WHAT TO PRODUCE: The entries below are to be transcribed in full, without their images.

RECORD LIST:
------
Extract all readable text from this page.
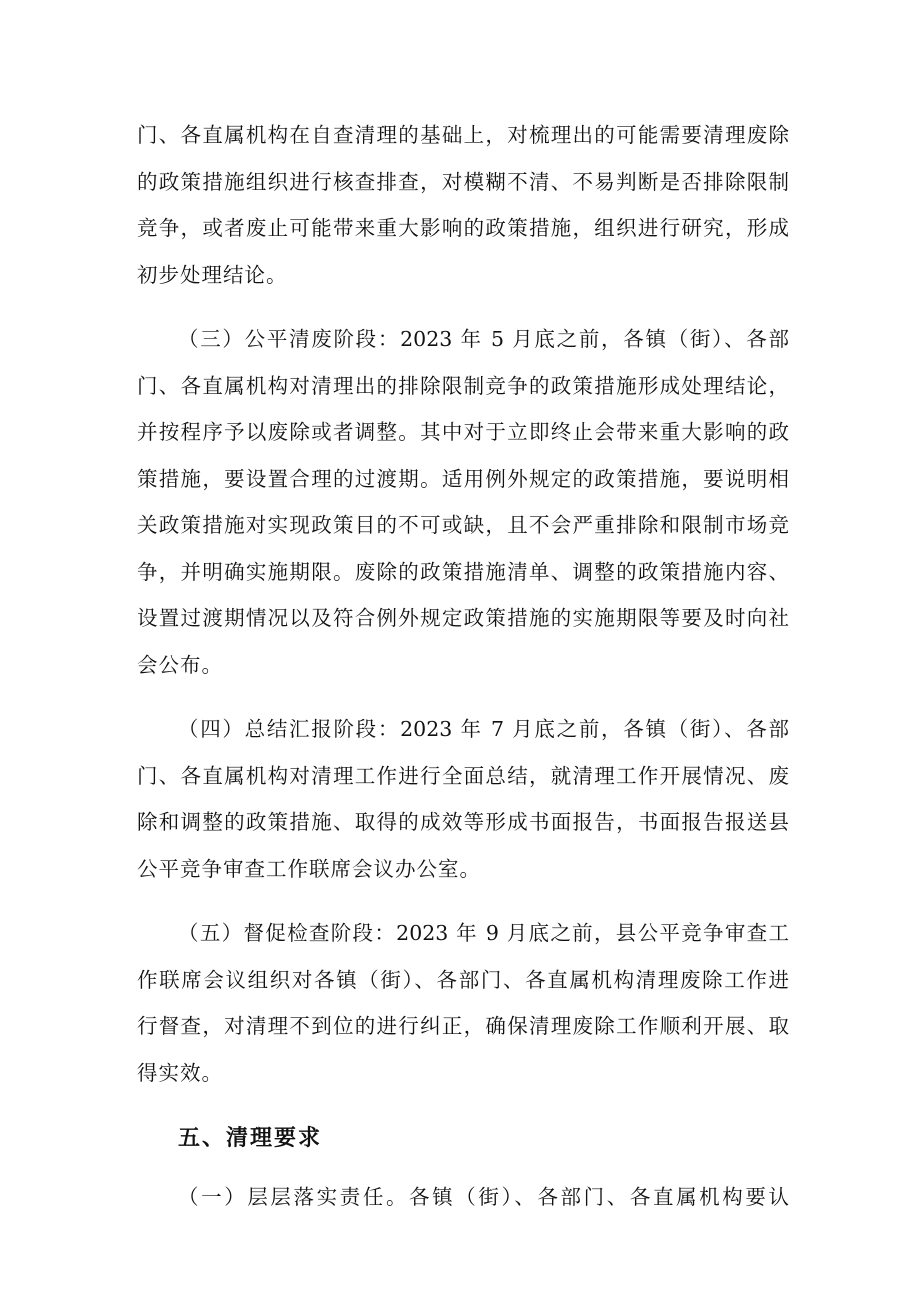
门、各直属机构在自查清理的基础上，对梳理出的可能需要清理废除
的政策措施组织进行核查排查，对模糊不清、不易判断是否排除限制
竞争，或者废止可能带来重大影响的政策措施，组织进行研究，形成
初步处理结论。
（三）公平清废阶段：2023 年 5 月底之前，各镇（街）、各部
门、各直属机构对清理出的排除限制竞争的政策措施形成处理结论，
并按程序予以废除或者调整。其中对于立即终止会带来重大影响的政
策措施，要设置合理的过渡期。适用例外规定的政策措施，要说明相
关政策措施对实现政策目的不可或缺，且不会严重排除和限制市场竞
争，并明确实施期限。废除的政策措施清单、调整的政策措施内容、
设置过渡期情况以及符合例外规定政策措施的实施期限等要及时向社
会公布。
（四）总结汇报阶段：2023 年 7 月底之前，各镇（街）、各部
门、各直属机构对清理工作进行全面总结，就清理工作开展情况、废
除和调整的政策措施、取得的成效等形成书面报告，书面报告报送县
公平竞争审查工作联席会议办公室。
（五）督促检查阶段：2023 年 9 月底之前，县公平竞争审查工
作联席会议组织对各镇（街）、各部门、各直属机构清理废除工作进
行督查，对清理不到位的进行纠正，确保清理废除工作顺利开展、取
得实效。
五、清理要求
（一）层层落实责任。各镇（街）、各部门、各直属机构要认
------
ANSWER TO THE TASK:
Extract all readable text from this page.
门、各直属机构在自查清理的基础上，对梳理出的可能需要清理废除
的政策措施组织进行核查排查，对模糊不清、不易判断是否排除限制
竞争，或者废止可能带来重大影响的政策措施，组织进行研究，形成
初步处理结论。
（三）公平清废阶段：2023 年 5 月底之前，各镇（街）、各部
门、各直属机构对清理出的排除限制竞争的政策措施形成处理结论，
并按程序予以废除或者调整。其中对于立即终止会带来重大影响的政
策措施，要设置合理的过渡期。适用例外规定的政策措施，要说明相
关政策措施对实现政策目的不可或缺，且不会严重排除和限制市场竞
争，并明确实施期限。废除的政策措施清单、调整的政策措施内容、
设置过渡期情况以及符合例外规定政策措施的实施期限等要及时向社
会公布。
（四）总结汇报阶段：2023 年 7 月底之前，各镇（街）、各部
门、各直属机构对清理工作进行全面总结，就清理工作开展情况、废
除和调整的政策措施、取得的成效等形成书面报告，书面报告报送县
公平竞争审查工作联席会议办公室。
（五）督促检查阶段：2023 年 9 月底之前，县公平竞争审查工
作联席会议组织对各镇（街）、各部门、各直属机构清理废除工作进
行督查，对清理不到位的进行纠正，确保清理废除工作顺利开展、取
得实效。
五、清理要求
（一）层层落实责任。各镇（街）、各部门、各直属机构要认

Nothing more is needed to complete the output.